[THE REQUEST]: Show every line that has the string "usullari" in it.

[RECORDS FOR THE TASK]:

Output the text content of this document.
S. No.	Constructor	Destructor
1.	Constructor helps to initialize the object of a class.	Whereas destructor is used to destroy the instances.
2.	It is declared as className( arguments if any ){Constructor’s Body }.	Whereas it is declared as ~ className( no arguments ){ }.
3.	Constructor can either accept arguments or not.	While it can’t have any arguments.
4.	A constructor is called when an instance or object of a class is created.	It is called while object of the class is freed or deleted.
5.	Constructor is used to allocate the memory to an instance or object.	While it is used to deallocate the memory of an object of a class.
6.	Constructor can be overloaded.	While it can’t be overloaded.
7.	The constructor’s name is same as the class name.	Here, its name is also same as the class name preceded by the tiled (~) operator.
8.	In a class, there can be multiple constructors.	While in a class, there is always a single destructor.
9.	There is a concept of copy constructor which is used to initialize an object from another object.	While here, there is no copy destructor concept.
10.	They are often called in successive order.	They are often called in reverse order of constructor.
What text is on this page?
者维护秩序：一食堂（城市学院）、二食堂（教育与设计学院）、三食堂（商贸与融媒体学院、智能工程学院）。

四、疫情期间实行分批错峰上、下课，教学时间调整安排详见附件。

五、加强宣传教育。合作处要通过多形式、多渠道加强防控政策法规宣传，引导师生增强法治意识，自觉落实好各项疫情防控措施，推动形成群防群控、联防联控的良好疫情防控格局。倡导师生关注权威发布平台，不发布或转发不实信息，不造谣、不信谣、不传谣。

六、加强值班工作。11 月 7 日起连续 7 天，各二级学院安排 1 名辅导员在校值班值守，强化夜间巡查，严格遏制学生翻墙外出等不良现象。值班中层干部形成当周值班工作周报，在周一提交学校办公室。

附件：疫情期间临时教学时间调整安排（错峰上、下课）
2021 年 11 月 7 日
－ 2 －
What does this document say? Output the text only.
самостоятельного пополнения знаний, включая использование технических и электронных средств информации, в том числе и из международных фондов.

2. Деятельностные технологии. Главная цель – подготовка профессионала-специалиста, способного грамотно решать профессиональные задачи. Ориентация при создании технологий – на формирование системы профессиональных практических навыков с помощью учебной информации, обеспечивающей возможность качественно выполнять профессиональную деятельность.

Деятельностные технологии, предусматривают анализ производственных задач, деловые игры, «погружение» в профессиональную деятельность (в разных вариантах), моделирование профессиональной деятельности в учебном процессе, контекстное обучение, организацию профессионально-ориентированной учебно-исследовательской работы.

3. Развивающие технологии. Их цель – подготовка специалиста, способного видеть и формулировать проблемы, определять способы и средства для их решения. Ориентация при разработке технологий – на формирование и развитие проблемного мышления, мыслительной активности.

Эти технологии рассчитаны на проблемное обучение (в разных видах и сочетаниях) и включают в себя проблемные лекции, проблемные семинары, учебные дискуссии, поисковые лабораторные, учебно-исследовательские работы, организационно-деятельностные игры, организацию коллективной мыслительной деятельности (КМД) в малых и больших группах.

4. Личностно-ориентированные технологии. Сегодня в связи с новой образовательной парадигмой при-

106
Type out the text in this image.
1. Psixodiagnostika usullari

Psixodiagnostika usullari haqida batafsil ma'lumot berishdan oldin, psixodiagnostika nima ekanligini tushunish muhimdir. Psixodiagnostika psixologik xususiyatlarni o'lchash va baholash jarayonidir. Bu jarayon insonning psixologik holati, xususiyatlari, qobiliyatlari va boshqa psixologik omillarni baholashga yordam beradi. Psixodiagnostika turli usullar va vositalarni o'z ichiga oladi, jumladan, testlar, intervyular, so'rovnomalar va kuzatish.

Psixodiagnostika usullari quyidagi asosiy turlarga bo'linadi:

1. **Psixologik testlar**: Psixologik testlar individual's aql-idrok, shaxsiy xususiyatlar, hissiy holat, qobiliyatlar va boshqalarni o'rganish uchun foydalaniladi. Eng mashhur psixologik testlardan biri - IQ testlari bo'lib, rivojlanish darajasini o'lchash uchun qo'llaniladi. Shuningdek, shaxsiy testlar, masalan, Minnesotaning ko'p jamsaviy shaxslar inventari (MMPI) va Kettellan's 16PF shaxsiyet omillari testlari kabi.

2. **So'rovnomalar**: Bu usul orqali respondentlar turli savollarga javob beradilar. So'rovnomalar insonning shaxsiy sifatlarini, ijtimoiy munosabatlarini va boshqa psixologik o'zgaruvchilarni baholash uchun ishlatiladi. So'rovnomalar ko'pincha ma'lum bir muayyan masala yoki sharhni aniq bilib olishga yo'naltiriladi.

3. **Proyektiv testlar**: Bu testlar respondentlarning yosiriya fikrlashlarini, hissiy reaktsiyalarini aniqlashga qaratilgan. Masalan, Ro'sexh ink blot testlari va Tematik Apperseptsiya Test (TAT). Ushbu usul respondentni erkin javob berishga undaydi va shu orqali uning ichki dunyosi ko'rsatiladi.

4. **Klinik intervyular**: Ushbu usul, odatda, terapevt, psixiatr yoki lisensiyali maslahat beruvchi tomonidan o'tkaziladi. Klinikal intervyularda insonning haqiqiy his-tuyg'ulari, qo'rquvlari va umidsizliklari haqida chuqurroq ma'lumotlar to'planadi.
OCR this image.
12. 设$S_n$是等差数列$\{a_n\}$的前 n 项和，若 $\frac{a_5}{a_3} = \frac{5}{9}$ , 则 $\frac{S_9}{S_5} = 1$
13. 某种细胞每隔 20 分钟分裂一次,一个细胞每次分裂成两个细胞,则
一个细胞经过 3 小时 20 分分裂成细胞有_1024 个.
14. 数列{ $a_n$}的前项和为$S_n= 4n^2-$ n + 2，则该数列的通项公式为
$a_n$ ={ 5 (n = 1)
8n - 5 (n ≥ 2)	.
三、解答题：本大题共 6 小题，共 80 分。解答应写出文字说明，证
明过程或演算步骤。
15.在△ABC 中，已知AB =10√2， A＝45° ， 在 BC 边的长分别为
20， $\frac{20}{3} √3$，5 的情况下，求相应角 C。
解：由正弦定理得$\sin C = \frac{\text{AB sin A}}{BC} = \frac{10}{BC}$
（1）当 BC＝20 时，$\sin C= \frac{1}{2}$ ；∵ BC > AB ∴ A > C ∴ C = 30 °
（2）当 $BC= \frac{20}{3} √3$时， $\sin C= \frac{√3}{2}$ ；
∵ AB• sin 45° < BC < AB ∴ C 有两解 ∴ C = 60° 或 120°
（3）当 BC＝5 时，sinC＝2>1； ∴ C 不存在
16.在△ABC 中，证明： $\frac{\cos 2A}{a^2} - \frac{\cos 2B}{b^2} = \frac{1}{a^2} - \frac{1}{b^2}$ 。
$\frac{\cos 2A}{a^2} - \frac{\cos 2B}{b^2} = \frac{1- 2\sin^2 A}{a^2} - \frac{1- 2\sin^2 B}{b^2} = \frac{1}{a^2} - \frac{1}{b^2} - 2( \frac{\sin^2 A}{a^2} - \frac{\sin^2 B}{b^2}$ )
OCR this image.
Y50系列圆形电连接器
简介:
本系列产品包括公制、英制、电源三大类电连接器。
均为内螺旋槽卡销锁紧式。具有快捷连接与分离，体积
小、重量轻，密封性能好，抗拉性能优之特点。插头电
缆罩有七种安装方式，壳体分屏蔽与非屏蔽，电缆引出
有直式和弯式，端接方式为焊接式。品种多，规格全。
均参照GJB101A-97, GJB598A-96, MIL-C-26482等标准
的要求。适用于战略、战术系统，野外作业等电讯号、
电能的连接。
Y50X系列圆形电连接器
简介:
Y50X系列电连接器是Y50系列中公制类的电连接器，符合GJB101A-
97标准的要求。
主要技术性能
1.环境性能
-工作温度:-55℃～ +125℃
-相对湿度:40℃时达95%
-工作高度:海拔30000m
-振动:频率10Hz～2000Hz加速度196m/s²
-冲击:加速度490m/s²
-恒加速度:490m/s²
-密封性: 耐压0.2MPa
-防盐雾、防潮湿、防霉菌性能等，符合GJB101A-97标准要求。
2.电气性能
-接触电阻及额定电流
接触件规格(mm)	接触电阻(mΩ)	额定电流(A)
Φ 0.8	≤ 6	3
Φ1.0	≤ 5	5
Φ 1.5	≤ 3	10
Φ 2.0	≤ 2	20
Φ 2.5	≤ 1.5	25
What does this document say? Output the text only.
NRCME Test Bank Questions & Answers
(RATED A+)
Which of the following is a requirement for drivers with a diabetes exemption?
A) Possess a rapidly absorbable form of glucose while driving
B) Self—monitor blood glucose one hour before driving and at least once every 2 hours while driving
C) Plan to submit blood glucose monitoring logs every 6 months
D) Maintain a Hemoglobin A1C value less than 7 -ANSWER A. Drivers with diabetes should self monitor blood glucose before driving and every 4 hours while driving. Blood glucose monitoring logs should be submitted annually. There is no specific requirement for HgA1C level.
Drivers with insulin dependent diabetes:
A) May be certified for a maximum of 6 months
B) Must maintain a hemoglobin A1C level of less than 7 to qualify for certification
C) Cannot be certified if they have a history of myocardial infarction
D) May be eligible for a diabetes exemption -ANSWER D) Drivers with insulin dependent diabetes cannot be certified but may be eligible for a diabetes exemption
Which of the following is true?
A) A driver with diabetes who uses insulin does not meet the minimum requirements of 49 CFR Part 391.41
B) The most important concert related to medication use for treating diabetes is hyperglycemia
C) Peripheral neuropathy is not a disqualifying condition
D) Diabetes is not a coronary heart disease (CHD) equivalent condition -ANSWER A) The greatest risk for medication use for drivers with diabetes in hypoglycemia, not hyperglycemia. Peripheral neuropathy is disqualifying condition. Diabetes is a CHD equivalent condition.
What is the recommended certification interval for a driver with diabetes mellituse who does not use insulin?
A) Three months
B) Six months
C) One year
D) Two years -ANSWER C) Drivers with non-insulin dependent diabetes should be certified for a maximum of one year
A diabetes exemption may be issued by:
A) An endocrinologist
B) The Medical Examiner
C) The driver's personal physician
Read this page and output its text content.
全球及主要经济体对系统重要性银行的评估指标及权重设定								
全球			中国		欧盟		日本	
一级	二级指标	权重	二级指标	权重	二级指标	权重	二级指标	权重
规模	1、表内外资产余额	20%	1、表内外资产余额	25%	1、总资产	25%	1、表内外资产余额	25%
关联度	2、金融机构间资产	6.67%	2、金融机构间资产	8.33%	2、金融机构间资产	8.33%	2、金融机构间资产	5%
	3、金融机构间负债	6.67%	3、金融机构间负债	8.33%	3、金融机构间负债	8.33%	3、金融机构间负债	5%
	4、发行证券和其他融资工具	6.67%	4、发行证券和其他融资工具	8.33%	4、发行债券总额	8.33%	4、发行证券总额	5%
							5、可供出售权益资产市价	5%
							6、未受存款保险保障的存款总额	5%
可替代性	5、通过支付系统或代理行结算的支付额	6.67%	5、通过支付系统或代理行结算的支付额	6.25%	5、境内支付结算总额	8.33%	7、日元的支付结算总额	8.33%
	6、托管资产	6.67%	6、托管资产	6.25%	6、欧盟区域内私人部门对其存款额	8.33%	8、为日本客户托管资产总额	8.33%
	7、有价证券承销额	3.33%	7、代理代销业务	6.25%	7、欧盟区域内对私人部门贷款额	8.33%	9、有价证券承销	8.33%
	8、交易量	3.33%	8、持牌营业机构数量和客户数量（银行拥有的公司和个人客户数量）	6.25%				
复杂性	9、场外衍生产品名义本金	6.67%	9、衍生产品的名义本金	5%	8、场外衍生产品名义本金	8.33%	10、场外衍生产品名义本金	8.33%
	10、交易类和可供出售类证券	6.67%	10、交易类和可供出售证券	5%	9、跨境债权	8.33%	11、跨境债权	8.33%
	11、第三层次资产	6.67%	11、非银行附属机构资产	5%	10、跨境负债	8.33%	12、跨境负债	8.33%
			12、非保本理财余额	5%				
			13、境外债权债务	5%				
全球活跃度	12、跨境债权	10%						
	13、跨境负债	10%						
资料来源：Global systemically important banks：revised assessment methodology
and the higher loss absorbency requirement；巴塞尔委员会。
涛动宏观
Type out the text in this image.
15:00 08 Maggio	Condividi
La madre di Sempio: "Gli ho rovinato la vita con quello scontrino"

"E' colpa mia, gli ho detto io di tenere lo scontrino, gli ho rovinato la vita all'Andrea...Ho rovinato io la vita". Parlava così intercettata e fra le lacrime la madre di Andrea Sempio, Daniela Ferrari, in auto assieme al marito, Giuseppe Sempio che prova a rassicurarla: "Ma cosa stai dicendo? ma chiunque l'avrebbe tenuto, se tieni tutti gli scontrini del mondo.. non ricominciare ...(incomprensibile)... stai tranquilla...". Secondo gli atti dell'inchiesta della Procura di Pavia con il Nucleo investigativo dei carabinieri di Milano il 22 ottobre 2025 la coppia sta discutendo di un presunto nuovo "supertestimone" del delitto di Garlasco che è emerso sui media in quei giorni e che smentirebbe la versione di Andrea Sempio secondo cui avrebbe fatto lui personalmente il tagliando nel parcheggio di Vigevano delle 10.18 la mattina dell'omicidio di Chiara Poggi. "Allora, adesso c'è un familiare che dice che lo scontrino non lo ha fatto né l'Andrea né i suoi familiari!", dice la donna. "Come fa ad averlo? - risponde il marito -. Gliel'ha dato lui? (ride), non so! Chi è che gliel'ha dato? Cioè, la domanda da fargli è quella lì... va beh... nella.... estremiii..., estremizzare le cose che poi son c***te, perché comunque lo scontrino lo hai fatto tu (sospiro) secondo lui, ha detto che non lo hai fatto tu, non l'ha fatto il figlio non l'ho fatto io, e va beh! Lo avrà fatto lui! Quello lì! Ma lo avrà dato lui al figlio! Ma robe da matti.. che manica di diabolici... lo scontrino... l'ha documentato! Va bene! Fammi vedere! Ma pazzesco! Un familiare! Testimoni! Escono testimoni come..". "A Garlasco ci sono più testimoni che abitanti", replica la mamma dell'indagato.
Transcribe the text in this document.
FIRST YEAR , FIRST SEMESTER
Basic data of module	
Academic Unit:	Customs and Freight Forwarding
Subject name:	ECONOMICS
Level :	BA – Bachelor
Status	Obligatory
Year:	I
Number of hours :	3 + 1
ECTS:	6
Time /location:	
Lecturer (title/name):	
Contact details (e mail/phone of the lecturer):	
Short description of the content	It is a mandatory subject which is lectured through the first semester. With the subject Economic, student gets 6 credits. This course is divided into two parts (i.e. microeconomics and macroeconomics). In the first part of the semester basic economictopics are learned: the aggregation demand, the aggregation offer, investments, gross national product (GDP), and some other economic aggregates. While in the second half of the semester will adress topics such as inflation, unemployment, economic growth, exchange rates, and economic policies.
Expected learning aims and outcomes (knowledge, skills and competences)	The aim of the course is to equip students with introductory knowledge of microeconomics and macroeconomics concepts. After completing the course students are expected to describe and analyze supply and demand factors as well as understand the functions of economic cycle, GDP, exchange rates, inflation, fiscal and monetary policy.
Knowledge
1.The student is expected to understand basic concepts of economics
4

[COMPLETE OUTPUT]:
1. Psixodiagnostika usullari
Psixodiagnostika usullari haqida batafsil ma'lumot berishdan oldin, psixodiagnostika nima ekanligini tushunish muhimdir. Psixodiagnostika psixologik xususiyatlarni o'lchash va baholash jarayonidir. Bu jarayon insonning psixologik holati, xususiyatlari, qobiliyatlari va boshqa psixologik omillarni baholashga yordam beradi. Psixodiagnostika turli usullar va vositalarni o'z ichiga oladi, jumladan, testlar, intervyular, so'rovnomalar va kuzatish.
Psixodiagnostika usullari quyidagi asosiy turlarga bo'linadi:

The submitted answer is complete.